#### TEXT UNDER STUDY:
▼
May 9 (Bloomberg) -- Macau casino companies rose in Hong Kong after analysts said worries over a crackdown on illegal money transfers may be overblown and won’t affect gambling demand.
Sands China Ltd. advanced 4.3 percent to HK$54.8, Wynn Macau Ltd. rose 3.2 percent and MGM China Holdings Ltd. gained 2.7 percent as of 9:34 a.m. local time. The Hong Kong benchmark Hang Seng Index fell 0.4 percent.
Macau police said yesterday they have seized China UnionPay Co. mobile card-payment devices that were being used illegally in the enclave. Investment bank Union Gaming Group said this week Macau may tighten visa rules for visitors from mainland China. Casino shares plummeted yesterday on concerns that gambling demand will be affected.
“The reported clampdown on UnionPay card usage will have no real impact on gaming demand as the clampdown is targeted at illegal use of mobile payment terminals and it has nothing to do with legally-installed UnionPay systems at watch stores, pawnshops etc,” D.S. Kim, a Hong Kong-based analyst at BNP Paribas wrote in a note today.
Galaxy Entertainment Group Ltd. rose 3.3 percent to HK$57.2, SJM Holdings Ltd. and Melco Crown Entertainment Ltd. climbed more than 2 percent.
Concerns regarding recent news are likely misinterpreted and he expects opportunities for longer-term investors, Wells Fargo analyst Cameron McKnight wrote in a note.
▲
#### COMPLETE THE FOLLOWING:
1 > In the Macau casino stocks article, what did Macau police say they had seized?
2 > Extend the Macau casino stocks article with the next few paragraphs, starting after its final sentence.

#### INFORMATION SUPPLIED:
▼
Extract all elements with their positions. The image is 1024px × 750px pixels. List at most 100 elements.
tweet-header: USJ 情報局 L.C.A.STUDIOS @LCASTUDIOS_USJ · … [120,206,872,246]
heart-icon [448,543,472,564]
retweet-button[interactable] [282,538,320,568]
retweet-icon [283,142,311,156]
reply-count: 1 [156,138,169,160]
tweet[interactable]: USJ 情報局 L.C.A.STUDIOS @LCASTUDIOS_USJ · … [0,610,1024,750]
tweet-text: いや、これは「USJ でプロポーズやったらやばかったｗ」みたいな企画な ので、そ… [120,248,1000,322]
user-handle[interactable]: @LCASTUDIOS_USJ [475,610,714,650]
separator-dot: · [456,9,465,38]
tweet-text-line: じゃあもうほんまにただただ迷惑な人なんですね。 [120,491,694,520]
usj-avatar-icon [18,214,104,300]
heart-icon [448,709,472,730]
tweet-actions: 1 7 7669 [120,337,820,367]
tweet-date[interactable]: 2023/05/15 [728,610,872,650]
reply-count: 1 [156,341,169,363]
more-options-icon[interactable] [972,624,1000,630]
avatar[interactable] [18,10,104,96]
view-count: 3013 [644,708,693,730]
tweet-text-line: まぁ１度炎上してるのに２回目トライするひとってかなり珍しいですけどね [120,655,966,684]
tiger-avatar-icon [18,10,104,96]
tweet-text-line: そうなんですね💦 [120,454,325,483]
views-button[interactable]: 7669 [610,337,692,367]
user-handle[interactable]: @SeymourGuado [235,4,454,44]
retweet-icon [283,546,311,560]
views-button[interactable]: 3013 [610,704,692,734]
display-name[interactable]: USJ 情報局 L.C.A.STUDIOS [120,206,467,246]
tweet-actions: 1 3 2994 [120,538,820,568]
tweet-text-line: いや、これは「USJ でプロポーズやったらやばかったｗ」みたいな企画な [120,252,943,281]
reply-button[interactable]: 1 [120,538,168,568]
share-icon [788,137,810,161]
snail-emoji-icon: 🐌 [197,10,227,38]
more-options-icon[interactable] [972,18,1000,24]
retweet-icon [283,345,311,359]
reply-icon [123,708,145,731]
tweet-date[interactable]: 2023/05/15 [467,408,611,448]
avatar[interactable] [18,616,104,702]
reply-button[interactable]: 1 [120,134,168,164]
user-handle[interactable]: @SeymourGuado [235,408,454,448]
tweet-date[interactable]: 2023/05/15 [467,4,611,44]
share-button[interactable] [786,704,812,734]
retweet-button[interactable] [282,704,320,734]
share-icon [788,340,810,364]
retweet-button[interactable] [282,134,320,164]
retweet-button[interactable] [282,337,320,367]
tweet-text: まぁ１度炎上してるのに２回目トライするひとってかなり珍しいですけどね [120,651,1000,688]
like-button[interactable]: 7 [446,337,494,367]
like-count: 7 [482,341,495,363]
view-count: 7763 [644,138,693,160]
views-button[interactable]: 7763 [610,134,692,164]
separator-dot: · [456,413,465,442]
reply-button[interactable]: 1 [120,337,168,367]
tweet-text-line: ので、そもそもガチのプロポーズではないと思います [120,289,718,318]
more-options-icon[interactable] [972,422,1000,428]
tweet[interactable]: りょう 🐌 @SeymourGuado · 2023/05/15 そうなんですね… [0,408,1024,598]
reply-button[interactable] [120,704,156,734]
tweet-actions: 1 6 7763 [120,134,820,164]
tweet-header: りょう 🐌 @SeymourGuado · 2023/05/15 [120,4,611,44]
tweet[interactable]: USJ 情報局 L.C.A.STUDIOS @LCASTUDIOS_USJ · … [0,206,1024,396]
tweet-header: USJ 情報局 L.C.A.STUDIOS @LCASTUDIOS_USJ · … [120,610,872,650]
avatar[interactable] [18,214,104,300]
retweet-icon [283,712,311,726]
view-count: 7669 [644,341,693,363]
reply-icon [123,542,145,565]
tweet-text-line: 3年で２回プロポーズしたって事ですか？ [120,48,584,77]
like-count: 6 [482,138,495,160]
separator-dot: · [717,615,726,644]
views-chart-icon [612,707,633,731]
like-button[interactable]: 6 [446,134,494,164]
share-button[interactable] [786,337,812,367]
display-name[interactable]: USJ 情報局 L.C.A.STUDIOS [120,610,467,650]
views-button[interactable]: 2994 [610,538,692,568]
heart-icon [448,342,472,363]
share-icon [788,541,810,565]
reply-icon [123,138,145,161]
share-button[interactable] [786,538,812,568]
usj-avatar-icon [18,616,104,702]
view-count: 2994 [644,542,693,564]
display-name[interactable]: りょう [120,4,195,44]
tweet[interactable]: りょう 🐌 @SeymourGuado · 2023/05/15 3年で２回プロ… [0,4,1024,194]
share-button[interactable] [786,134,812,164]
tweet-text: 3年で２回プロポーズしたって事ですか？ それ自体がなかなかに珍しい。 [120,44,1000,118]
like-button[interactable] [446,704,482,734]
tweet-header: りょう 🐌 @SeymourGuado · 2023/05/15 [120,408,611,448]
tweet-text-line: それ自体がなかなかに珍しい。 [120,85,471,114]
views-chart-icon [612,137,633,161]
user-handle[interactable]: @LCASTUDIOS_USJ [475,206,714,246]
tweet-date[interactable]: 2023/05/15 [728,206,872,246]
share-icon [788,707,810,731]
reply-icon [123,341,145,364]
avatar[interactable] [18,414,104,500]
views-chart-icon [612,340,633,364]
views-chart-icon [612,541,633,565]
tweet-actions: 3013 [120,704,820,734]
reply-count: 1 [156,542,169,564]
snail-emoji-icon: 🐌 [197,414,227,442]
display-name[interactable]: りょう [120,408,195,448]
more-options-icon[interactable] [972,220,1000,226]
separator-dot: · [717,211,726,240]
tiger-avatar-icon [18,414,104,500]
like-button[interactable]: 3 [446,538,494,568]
▲
#### RESPONSES TO THE EXERCISE:
1 > China UnionPay Co. mobile card-payment devices that were being used illegally in the enclave.

2 >
Macau may tighten visa rules for visitors from China, investment bank Union Gaming Group said in a May 5 report. Police in the former Portuguese colony said they had made 12 arrests involving pay card fraud cases in February and March this year, according to an e-mailed statement yesterday.
Police said they made six arrests on Feb. 18 when six UnionPay card terminals, account books and HK$700,000 of cash were seized. On March 6, four people were detained as officers found three China UnionPay card terminals, purchase receipts and HK$920,000.
Eight days later, two people were arrested as police found four payment terminal devices, 304 bank cards, authentication machines, card consumption receipts, China travel permits and more than HK$3.4 million ($438,000) in cash, police said.
China is cracking down on the use of hand-held card-swipers within casino resorts amid concerns that tens of billions of yuan in illicit funds are being taken out of the mainland and into Macau, the South China Morning Post reported yesterday, citing people in the gaming and security business it didn’t identify.